What you should do:
Consider the records below. How many of their lines include the word "color"? State the number and nothing else.

Listing:
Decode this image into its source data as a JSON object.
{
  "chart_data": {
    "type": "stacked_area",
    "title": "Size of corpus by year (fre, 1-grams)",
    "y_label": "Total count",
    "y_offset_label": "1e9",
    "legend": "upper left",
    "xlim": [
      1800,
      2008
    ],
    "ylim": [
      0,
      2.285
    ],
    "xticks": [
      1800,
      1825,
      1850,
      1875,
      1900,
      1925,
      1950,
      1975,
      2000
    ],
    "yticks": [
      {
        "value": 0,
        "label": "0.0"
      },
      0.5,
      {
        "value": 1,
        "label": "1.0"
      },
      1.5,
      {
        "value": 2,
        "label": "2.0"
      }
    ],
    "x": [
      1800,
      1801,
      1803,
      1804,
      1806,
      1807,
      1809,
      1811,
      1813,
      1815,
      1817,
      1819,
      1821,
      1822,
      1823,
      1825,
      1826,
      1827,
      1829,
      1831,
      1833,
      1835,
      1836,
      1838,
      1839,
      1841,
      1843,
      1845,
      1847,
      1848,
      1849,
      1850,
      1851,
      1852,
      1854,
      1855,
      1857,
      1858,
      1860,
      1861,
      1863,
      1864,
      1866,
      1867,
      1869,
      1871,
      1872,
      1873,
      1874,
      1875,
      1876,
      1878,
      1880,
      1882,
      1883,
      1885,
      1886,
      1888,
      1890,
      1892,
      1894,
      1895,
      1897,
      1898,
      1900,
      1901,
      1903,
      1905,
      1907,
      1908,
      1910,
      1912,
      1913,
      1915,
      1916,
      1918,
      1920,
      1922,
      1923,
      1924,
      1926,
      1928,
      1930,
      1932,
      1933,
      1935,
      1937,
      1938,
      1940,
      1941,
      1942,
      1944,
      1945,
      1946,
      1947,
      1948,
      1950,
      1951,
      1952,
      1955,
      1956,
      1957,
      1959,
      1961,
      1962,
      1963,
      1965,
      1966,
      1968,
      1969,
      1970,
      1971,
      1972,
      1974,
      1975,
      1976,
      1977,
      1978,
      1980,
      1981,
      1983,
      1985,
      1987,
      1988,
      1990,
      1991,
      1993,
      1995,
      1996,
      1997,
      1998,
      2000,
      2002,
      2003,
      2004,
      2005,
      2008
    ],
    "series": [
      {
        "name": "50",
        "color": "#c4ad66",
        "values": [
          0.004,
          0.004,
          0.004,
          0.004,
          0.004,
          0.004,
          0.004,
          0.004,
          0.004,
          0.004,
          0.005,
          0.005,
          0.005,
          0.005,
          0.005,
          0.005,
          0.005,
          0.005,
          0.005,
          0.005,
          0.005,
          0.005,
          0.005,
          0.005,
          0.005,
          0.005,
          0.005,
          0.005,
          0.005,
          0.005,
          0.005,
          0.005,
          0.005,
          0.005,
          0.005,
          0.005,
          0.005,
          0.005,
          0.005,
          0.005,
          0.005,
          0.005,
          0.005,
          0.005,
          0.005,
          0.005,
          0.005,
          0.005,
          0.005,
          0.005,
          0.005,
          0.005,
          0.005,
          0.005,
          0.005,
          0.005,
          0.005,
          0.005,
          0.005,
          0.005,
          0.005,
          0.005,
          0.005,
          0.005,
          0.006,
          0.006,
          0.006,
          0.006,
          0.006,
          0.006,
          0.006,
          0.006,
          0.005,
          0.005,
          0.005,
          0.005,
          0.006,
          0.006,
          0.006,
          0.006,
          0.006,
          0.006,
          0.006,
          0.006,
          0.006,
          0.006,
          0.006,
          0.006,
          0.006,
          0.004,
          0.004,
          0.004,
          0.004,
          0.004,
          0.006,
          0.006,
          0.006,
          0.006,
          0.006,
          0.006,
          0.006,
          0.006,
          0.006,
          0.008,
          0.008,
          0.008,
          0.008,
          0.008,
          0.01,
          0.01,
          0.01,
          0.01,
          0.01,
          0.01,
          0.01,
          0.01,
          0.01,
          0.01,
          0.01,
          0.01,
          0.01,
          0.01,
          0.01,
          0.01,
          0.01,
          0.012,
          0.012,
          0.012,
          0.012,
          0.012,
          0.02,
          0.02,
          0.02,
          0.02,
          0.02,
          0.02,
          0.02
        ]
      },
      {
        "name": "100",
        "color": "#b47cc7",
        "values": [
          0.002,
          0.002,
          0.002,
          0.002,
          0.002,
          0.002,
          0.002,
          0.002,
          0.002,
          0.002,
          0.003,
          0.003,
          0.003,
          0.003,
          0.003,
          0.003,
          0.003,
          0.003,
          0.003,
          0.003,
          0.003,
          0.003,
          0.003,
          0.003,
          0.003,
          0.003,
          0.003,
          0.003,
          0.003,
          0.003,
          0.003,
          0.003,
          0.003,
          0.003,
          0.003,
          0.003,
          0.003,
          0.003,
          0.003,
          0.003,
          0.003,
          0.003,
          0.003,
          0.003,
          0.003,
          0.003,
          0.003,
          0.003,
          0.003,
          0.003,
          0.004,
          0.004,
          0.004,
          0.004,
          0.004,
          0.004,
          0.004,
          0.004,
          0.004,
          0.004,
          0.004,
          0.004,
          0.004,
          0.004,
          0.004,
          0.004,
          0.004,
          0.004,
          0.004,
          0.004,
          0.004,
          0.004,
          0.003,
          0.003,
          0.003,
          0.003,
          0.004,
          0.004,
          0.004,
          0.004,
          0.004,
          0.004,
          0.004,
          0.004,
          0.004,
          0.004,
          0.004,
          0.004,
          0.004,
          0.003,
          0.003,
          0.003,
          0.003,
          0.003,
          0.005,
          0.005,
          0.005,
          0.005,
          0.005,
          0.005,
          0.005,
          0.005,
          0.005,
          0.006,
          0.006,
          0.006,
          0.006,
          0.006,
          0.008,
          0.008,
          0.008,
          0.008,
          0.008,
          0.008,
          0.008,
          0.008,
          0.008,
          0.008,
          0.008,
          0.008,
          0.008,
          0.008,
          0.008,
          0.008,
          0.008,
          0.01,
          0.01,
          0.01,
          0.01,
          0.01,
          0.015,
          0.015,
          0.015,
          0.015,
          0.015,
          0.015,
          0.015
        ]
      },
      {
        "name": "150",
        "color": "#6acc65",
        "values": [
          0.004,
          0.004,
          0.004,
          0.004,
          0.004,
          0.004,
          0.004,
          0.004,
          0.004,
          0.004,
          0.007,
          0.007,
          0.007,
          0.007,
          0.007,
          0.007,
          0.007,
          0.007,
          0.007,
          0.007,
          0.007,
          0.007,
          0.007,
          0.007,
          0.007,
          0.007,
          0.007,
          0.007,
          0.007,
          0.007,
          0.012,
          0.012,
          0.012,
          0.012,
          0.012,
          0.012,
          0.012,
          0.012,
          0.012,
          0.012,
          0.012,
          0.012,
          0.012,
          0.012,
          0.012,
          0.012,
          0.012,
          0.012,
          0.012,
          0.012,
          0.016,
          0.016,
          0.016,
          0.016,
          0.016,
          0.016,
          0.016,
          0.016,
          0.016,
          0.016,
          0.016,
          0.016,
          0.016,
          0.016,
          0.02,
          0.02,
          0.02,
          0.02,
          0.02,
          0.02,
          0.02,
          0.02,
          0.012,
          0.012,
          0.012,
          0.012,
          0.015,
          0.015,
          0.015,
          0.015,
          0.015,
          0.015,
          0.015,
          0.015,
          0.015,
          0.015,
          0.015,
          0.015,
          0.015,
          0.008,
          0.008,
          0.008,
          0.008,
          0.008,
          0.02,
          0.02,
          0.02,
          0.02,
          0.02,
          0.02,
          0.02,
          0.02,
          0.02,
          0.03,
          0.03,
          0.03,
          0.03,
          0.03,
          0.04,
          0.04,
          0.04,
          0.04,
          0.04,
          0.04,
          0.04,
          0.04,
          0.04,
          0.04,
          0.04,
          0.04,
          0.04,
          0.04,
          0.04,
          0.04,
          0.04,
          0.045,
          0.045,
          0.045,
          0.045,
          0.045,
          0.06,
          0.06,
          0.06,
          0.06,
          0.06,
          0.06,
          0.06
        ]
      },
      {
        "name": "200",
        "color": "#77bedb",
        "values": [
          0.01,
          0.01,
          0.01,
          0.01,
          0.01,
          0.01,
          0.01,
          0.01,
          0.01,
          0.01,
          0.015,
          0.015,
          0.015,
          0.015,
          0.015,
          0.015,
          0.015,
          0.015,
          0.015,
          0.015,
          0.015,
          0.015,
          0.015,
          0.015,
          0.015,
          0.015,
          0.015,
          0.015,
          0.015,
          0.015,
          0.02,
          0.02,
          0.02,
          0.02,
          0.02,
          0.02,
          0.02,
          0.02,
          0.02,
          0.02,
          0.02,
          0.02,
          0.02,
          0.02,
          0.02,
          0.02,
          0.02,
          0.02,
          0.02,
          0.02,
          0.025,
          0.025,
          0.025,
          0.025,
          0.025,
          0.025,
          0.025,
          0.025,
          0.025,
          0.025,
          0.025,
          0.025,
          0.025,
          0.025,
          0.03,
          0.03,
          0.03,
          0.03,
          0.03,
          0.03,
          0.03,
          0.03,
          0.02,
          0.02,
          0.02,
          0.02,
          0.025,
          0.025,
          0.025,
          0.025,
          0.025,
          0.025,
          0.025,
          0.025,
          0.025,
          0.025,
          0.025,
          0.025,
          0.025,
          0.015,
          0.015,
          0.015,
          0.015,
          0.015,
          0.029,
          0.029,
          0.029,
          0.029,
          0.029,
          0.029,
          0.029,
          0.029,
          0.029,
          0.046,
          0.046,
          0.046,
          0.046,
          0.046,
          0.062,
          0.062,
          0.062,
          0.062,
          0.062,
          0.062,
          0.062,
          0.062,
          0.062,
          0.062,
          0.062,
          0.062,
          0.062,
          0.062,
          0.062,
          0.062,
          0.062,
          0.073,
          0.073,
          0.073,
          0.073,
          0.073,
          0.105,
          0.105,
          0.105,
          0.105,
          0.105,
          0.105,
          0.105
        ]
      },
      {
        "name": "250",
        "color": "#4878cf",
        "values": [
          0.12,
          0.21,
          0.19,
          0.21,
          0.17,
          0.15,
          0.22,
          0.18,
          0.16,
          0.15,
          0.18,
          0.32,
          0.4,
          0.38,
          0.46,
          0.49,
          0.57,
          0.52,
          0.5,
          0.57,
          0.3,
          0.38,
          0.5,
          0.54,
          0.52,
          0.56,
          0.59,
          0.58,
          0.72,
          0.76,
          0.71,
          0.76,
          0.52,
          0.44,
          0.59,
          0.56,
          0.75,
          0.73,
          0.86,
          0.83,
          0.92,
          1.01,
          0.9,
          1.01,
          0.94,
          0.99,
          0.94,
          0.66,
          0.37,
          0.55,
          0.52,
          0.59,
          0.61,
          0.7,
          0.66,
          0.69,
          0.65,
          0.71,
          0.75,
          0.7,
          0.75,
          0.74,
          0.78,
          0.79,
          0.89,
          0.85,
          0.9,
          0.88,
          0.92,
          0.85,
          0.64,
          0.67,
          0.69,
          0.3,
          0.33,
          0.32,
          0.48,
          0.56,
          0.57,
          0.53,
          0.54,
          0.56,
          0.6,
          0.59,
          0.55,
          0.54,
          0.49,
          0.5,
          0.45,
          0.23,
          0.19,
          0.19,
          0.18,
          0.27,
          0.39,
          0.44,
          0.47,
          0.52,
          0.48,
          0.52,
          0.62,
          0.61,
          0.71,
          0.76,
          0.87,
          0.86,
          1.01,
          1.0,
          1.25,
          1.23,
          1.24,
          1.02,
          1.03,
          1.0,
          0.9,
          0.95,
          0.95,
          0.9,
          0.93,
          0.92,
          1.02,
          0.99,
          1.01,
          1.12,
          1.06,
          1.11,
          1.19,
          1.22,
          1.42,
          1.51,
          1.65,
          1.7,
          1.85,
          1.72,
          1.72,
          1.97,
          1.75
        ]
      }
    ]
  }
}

Written response:
5